DOCUMENT EXCERPT:
- Opening Delimiter -

|Classification and Statistics
Located on 'one of the finest natural sites of any city in the British Isles', Dundee is situated at the mouth of the Tay
estuary where it occupies a south-facing natural harbour sheltered to the landward side by hills. To the west is the Carse of Gowrie
and to the north the Sidlaw Hills
which separate Dundee from the valley of Strathmore
. The centre of the city is dominated by Dundee Law
which rises to a height of 174m (571 feet), and is a conical basalt hill that is the remains of a volcanic plug. During the past century the city has expanded to incorporate surrounding villages.
The original settlement occupied a natural harbour between Castle Rock
on the east and St Nicholas Craig on the west. In medieval times Dundee traded wool, sheepskins and cattlehides with continental markets supplying in return quality textiles, metal goods and wine. The town was given the status of a burgh and developed as a 'new town' between 1178 and 1190 by Earl David, son of King William I
'the Lion' (1143 - 1214). It prospered for many years as the third of Scotland's royal burghs after Edinburgh
and Aberdeen. The city was destroyed by General Monk
in 1651 and later its harbour was devastated by a storm. For nearly a century and a half thereafter the city's fortunes waned.

- Closing Delimiter -

DATA:
- Opening Delimiter -

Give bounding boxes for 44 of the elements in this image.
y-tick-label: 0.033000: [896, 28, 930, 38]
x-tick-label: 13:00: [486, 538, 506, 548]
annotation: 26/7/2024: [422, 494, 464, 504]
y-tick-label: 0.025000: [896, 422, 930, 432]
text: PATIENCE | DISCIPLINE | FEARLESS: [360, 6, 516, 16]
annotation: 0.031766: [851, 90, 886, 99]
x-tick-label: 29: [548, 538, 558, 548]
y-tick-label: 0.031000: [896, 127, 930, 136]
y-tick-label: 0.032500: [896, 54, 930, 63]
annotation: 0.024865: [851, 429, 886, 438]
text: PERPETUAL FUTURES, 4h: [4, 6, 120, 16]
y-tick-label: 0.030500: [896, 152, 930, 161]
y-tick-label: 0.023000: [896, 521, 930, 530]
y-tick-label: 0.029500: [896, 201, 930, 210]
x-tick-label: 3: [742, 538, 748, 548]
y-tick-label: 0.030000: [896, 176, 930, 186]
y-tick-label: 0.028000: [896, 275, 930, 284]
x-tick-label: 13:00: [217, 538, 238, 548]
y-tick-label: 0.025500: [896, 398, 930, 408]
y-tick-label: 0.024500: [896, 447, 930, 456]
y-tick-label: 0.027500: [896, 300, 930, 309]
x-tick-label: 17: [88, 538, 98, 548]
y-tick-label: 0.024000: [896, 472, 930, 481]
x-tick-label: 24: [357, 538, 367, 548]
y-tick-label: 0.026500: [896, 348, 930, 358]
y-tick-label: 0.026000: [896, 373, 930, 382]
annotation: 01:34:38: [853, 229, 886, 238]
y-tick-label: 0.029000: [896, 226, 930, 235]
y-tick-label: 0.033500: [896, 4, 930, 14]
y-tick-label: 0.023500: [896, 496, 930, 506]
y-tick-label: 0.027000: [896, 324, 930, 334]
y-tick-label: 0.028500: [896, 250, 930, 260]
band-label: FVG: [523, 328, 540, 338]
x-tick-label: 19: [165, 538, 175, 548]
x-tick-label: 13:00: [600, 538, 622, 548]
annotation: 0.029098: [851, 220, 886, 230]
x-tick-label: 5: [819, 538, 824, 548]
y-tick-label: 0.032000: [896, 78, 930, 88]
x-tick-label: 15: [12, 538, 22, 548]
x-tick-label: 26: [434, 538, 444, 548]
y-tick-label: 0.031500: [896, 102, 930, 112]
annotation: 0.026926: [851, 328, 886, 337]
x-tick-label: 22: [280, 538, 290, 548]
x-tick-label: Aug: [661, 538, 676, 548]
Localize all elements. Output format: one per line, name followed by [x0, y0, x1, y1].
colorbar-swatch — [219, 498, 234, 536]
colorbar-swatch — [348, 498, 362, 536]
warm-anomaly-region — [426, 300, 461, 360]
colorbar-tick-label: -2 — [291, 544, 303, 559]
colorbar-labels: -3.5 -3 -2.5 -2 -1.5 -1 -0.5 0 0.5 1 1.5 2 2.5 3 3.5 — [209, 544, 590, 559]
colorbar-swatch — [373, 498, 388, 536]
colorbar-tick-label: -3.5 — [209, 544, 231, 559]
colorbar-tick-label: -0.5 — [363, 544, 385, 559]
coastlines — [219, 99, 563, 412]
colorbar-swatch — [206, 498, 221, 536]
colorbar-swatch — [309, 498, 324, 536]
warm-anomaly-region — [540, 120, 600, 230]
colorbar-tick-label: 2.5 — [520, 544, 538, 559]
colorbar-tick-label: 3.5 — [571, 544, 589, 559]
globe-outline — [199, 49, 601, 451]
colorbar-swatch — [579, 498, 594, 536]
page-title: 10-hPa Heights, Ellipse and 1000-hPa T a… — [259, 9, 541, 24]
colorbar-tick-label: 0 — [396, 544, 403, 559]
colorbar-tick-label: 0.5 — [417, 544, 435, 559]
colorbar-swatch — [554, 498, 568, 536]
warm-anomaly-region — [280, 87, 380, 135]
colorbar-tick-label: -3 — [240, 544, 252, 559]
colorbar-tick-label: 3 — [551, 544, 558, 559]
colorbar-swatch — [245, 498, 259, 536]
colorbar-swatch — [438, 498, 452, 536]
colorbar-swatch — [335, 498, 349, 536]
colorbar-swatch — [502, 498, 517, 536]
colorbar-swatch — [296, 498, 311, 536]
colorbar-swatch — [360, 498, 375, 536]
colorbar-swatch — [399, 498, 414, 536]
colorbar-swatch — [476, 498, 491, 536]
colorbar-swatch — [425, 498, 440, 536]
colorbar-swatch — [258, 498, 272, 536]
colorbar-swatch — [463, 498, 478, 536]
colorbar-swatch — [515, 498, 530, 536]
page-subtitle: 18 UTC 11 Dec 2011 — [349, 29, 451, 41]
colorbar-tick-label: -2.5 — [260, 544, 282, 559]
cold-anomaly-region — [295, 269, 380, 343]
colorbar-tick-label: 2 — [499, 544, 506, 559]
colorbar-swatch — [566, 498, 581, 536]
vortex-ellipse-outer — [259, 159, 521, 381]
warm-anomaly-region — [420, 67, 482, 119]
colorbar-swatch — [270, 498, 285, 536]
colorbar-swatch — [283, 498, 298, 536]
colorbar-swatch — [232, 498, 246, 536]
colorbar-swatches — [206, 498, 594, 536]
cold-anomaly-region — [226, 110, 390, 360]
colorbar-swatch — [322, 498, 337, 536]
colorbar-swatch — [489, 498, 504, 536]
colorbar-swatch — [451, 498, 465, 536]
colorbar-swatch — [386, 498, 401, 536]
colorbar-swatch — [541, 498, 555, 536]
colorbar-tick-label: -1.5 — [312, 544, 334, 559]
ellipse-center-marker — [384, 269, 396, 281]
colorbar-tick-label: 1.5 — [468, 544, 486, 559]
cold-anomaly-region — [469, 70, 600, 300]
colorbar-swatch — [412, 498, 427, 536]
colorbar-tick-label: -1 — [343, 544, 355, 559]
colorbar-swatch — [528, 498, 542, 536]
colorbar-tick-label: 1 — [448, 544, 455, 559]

- Closing Delimiter -

WHAT NEEDS TO BE DONE:
Write the next part of the passage on Dundee, starting after its final sentence. The data is separate from the passage on Dundee.

WRITTEN REPLY:
During the 19th Century Dundee again grew rapidly as a result of the whaling and fishing trade, shipbuilding, textile manufactures and the import from Bengal of jute which was processed in mills employing large numbers of people. Between 1841 and 1881 the city's population rose from 63,700 to 140,000. By the latter half of the 19th Century some of the world's most expensive real-estate was in Dundee, and the city was pouring vast sums of money into the development of the USA, with bankers such as Robert Fleming (1845 - 1933) investing in railways, ranches and the expansion of the country westwards.
Dundee was also noted for its jam, produced from 1797 by the Keiller family, and its journalism which came to be dominated in the 20th century by D.C. Thomson and Company publishers of, amongst others, the Courier and Advertiser, Sunday Post, People's Friend, Scots Magazine, together with the Beano and Dandy children's comics. Today, D.C. Thomson is one of the largest employers in Dundee and the only major magazine and newspaper house in Scotland to be controlled by Scots in Scotland.
Dundee was the birthplace of the historian Hector Boece (c.1465-1536), John Graham of Claverhouse, 1st Viscount Dundee (c.1649-89), Admiral Adam Duncan of Camperdown (1731-1804), mathematician Sir James Ivory (1765 - 1842), artist John Zephaniah Bell (1794 - 1883), Canadian politician William Lyon Mackenzie (1795 - 1861), electrical pioneer James Bowman Lindsay (1799 - 1862), engineer David Kirkaldy (1820-97), doggerel poet William McGonagall (1830 - 1902), missionary Mary Slessor (1848 - 1915), plant collector Augustine Henry (1857 - 1930), pioneer of flight Preston Watson (1880 - 1915), comedian Will Fyffe (1885 - 1947), Jimmy MacDonald (1906-91), who was the voice of Mickey Mouse, philosopher George Elder Davie (1912 - 2007), academic Lord Perry of Walton (1921 - 2003), boxer Dick McTaggart (b.1935), actors Brian Cox (b. 1946) and Ian McDiarmid (b.1947), musician Robbie McIntosh (1950-74), songwriter Michael Marra (b.1952), politician George Galloway (b. 1954), musician Ricky Ross (b.1957), athlete Liz McColgan (b.1964), jockey Peter Niven (b.1964) and Olympic sailor Shirley Robertson (b.1968).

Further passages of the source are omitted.